Restate every line of the material, word for word.
══════════
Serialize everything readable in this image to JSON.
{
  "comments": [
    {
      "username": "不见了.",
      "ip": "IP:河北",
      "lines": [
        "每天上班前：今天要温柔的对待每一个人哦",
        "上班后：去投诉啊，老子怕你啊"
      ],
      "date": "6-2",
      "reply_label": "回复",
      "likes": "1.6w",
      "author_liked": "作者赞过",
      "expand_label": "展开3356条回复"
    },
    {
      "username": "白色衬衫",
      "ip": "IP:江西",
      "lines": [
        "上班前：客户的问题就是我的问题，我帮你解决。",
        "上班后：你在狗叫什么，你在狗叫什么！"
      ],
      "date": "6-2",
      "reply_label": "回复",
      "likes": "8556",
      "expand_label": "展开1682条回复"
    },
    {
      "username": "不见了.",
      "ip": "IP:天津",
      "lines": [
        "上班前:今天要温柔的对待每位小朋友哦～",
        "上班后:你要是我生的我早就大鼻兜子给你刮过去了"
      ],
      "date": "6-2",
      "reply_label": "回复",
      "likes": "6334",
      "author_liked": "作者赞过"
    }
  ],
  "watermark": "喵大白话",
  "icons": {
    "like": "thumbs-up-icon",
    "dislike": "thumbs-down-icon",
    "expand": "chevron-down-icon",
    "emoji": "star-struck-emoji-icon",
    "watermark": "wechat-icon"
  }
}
══════════
> Worked answer:
Serialize everything readable in this image to JSON.
{
  "comments": [
    {
      "username": "不见了.",
      "ip": "IP:河北",
      "lines": [
        "每天上班前：今天要温柔的对待每一个人哦",
        "上班后：去投诉啊，老子怕你啊"
      ],
      "date": "6-2",
      "reply_label": "回复",
      "likes": "1.6w",
      "author_liked": "作者赞过",
      "expand_label": "展开3356条回复"
    },
    {
      "username": "白色衬衫",
      "ip": "IP:江西",
      "lines": [
        "上班前：客户的问题就是我的问题，我帮你解决。",
        "上班后：你在狗叫什么，你在狗叫什么！"
      ],
      "date": "6-2",
      "reply_label": "回复",
      "likes": "8556",
      "expand_label": "展开1682条回复"
    },
    {
      "username": "不见了.",
      "ip": "IP:天津",
      "lines": [
        "上班前:今天要温柔的对待每位小朋友哦～",
        "上班后:你要是我生的我早就大鼻兜子给你刮过去了"
      ],
      "date": "6-2",
      "reply_label": "回复",
      "likes": "6334",
      "author_liked": "作者赞过"
    }
  ],
  "watermark": "喵大白话",
  "icons": {
    "like": "thumbs-up-icon",
    "dislike": "thumbs-down-icon",
    "expand": "chevron-down-icon",
    "emoji": "star-struck-emoji-icon",
    "watermark": "wechat-icon"
  }
}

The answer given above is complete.